● **Aim**
Work out how many lines in the entries below include the word "санаты". Give nothing but the number.

[Start of Records for processing]

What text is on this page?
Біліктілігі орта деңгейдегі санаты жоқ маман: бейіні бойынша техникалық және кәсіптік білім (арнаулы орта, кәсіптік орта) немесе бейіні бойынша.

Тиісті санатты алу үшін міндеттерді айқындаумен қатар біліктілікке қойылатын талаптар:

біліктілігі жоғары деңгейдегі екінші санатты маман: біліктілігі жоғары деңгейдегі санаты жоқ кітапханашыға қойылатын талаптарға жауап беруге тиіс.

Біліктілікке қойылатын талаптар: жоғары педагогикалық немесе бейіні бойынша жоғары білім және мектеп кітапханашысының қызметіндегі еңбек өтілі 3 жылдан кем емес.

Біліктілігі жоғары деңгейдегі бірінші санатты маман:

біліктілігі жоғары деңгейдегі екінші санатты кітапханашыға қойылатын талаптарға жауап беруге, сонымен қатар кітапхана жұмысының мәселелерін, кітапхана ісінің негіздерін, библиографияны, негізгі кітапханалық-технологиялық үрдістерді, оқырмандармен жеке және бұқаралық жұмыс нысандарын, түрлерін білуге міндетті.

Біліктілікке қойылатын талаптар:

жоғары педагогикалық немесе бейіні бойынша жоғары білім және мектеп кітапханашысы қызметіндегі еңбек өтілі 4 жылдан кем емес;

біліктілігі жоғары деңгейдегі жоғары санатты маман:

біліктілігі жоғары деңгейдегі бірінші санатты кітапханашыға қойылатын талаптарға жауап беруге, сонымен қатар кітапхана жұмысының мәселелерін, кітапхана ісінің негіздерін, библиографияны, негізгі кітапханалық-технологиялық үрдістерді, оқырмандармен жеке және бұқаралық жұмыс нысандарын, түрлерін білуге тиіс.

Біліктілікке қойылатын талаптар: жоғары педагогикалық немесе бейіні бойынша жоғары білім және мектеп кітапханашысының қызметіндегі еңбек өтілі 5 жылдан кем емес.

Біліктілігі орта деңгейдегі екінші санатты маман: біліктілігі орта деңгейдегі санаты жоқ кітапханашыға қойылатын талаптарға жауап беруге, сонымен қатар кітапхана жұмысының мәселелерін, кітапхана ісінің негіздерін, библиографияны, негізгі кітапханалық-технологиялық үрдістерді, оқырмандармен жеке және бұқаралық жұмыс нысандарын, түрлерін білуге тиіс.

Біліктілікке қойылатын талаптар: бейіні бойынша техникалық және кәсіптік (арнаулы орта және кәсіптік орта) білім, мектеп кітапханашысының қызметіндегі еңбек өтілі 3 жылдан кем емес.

[End of Records for processing]

● **Output of the task**
3